[Collected data]
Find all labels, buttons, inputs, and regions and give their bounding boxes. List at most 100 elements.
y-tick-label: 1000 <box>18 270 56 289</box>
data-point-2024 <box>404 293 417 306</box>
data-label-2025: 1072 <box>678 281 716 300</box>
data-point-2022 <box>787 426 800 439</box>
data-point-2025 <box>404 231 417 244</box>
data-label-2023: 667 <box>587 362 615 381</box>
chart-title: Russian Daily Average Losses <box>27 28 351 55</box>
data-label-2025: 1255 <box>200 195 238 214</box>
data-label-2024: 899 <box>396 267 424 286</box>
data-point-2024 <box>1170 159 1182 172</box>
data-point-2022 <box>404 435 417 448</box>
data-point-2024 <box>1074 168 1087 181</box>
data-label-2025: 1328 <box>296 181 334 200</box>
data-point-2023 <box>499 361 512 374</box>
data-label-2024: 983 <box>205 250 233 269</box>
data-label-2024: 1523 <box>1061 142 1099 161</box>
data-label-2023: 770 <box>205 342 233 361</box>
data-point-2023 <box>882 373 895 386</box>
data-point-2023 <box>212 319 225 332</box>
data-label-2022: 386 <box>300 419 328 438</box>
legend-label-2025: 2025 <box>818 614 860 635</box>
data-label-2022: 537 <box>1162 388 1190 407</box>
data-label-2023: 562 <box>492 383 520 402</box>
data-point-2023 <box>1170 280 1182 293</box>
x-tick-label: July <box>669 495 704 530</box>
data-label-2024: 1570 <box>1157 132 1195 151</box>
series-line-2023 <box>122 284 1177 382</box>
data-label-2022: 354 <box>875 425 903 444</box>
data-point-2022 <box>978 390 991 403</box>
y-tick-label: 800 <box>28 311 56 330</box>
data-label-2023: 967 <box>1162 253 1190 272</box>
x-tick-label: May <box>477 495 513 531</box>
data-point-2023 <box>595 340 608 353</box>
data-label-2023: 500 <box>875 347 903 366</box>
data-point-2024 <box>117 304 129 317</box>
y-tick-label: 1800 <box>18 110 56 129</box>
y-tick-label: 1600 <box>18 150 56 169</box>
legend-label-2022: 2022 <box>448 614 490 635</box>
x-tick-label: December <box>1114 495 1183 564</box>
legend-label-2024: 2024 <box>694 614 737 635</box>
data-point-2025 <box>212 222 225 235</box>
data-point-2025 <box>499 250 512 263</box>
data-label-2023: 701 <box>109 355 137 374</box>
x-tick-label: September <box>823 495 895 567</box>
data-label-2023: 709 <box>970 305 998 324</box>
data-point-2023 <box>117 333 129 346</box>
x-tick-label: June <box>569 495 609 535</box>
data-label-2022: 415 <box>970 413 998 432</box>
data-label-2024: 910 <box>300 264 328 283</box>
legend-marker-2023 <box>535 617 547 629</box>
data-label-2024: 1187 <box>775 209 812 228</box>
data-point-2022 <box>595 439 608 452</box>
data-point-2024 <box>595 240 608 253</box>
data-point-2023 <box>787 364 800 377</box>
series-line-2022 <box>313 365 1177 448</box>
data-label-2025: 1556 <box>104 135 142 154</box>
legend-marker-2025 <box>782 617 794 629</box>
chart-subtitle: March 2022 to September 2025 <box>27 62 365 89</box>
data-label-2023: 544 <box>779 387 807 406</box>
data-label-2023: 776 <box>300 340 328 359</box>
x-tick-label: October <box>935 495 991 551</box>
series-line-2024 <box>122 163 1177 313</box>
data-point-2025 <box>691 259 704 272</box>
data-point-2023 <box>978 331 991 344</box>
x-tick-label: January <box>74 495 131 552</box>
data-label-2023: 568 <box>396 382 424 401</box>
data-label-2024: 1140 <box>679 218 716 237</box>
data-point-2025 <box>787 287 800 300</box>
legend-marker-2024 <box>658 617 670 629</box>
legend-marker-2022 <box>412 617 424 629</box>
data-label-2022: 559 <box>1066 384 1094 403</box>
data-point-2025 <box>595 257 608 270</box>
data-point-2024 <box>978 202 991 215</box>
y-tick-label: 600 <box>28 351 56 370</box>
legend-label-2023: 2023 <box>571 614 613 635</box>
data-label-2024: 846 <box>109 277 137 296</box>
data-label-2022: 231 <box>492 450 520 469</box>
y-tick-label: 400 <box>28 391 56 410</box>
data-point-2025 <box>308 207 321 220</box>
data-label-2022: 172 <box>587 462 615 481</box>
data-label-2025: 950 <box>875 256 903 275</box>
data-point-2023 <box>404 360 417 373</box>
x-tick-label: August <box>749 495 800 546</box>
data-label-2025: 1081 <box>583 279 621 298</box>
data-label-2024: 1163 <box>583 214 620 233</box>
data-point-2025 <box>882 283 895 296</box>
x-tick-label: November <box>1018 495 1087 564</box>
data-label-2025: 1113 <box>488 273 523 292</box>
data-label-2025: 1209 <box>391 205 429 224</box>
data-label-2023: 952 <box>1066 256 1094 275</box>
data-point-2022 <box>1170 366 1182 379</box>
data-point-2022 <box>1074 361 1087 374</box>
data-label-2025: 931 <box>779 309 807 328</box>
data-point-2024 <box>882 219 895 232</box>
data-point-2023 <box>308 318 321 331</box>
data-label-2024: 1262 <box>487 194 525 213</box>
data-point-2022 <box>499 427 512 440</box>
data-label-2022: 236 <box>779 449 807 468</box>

#### Work instructions
Lay out every line of the listing above as a numbered list, leaving out any blank lines.

#### The output
1. Find all labels, buttons, inputs, and regions and give their bounding boxes. List at most 100 elements.
2. y-tick-label: 1000 <box>18 270 56 289</box>
3. data-point-2024 <box>404 293 417 306</box>
4. data-label-2025: 1072 <box>678 281 716 300</box>
5. data-point-2022 <box>787 426 800 439</box>
6. data-point-2025 <box>404 231 417 244</box>
7. data-label-2023: 667 <box>587 362 615 381</box>
8. chart-title: Russian Daily Average Losses <box>27 28 351 55</box>
9. data-label-2025: 1255 <box>200 195 238 214</box>
10. data-label-2024: 899 <box>396 267 424 286</box>
11. data-point-2024 <box>1170 159 1182 172</box>
12. data-point-2022 <box>404 435 417 448</box>
13. data-point-2024 <box>1074 168 1087 181</box>
14. data-label-2025: 1328 <box>296 181 334 200</box>
15. data-point-2023 <box>499 361 512 374</box>
16. data-label-2024: 983 <box>205 250 233 269</box>
17. data-label-2024: 1523 <box>1061 142 1099 161</box>
18. data-label-2023: 770 <box>205 342 233 361</box>
19. data-point-2023 <box>882 373 895 386</box>
20. data-point-2023 <box>212 319 225 332</box>
21. data-label-2022: 386 <box>300 419 328 438</box>
22. legend-label-2025: 2025 <box>818 614 860 635</box>
23. data-label-2022: 537 <box>1162 388 1190 407</box>
24. data-label-2023: 562 <box>492 383 520 402</box>
25. data-point-2023 <box>1170 280 1182 293</box>
26. x-tick-label: July <box>669 495 704 530</box>
27. data-label-2024: 1570 <box>1157 132 1195 151</box>
28. series-line-2023 <box>122 284 1177 382</box>
29. data-label-2022: 354 <box>875 425 903 444</box>
30. data-point-2022 <box>978 390 991 403</box>
31. y-tick-label: 800 <box>28 311 56 330</box>
32. data-label-2023: 967 <box>1162 253 1190 272</box>
33. x-tick-label: May <box>477 495 513 531</box>
34. data-point-2023 <box>595 340 608 353</box>
35. data-label-2023: 500 <box>875 347 903 366</box>
36. data-point-2024 <box>117 304 129 317</box>
37. y-tick-label: 1800 <box>18 110 56 129</box>
38. y-tick-label: 1600 <box>18 150 56 169</box>
39. legend-label-2022: 2022 <box>448 614 490 635</box>
40. x-tick-label: December <box>1114 495 1183 564</box>
41. legend-label-2024: 2024 <box>694 614 737 635</box>
42. data-point-2025 <box>212 222 225 235</box>
43. data-point-2025 <box>499 250 512 263</box>
44. data-label-2023: 701 <box>109 355 137 374</box>
45. x-tick-label: September <box>823 495 895 567</box>
46. data-label-2023: 709 <box>970 305 998 324</box>
47. data-point-2023 <box>117 333 129 346</box>
48. x-tick-label: June <box>569 495 609 535</box>
49. data-label-2022: 415 <box>970 413 998 432</box>
50. data-label-2024: 910 <box>300 264 328 283</box>
51. legend-marker-2023 <box>535 617 547 629</box>
52. data-label-2024: 1187 <box>775 209 812 228</box>
53. data-point-2022 <box>595 439 608 452</box>
54. data-point-2024 <box>595 240 608 253</box>
55. data-point-2023 <box>787 364 800 377</box>
56. series-line-2022 <box>313 365 1177 448</box>
57. data-label-2025: 1556 <box>104 135 142 154</box>
58. legend-marker-2025 <box>782 617 794 629</box>
59. chart-subtitle: March 2022 to September 2025 <box>27 62 365 89</box>
60. data-label-2023: 544 <box>779 387 807 406</box>
61. data-label-2023: 776 <box>300 340 328 359</box>
62. x-tick-label: October <box>935 495 991 551</box>
63. series-line-2024 <box>122 163 1177 313</box>
64. data-point-2025 <box>691 259 704 272</box>
65. data-point-2023 <box>978 331 991 344</box>
66. x-tick-label: January <box>74 495 131 552</box>
67. data-label-2023: 568 <box>396 382 424 401</box>
68. data-label-2024: 1140 <box>679 218 716 237</box>
69. data-point-2025 <box>787 287 800 300</box>
70. legend-marker-2024 <box>658 617 670 629</box>
71. legend-marker-2022 <box>412 617 424 629</box>
72. data-label-2022: 559 <box>1066 384 1094 403</box>
73. data-point-2025 <box>595 257 608 270</box>
74. data-point-2024 <box>978 202 991 215</box>
75. y-tick-label: 600 <box>28 351 56 370</box>
76. legend-label-2023: 2023 <box>571 614 613 635</box>
77. data-label-2024: 846 <box>109 277 137 296</box>
78. data-label-2022: 231 <box>492 450 520 469</box>
79. y-tick-label: 400 <box>28 391 56 410</box>
80. data-point-2025 <box>308 207 321 220</box>
81. data-label-2022: 172 <box>587 462 615 481</box>
82. data-label-2025: 950 <box>875 256 903 275</box>
83. data-point-2023 <box>404 360 417 373</box>
84. x-tick-label: August <box>749 495 800 546</box>
85. data-label-2025: 1081 <box>583 279 621 298</box>
86. data-label-2024: 1163 <box>583 214 620 233</box>
87. data-point-2025 <box>882 283 895 296</box>
88. x-tick-label: November <box>1018 495 1087 564</box>
89. data-label-2025: 1113 <box>488 273 523 292</box>
90. data-label-2025: 1209 <box>391 205 429 224</box>
91. data-label-2023: 952 <box>1066 256 1094 275</box>
92. data-point-2022 <box>1170 366 1182 379</box>
93. data-point-2022 <box>1074 361 1087 374</box>
94. data-label-2025: 931 <box>779 309 807 328</box>
95. data-point-2024 <box>882 219 895 232</box>
96. data-point-2023 <box>308 318 321 331</box>
97. data-label-2024: 1262 <box>487 194 525 213</box>
98. data-point-2022 <box>499 427 512 440</box>
99. data-label-2022: 236 <box>779 449 807 468</box>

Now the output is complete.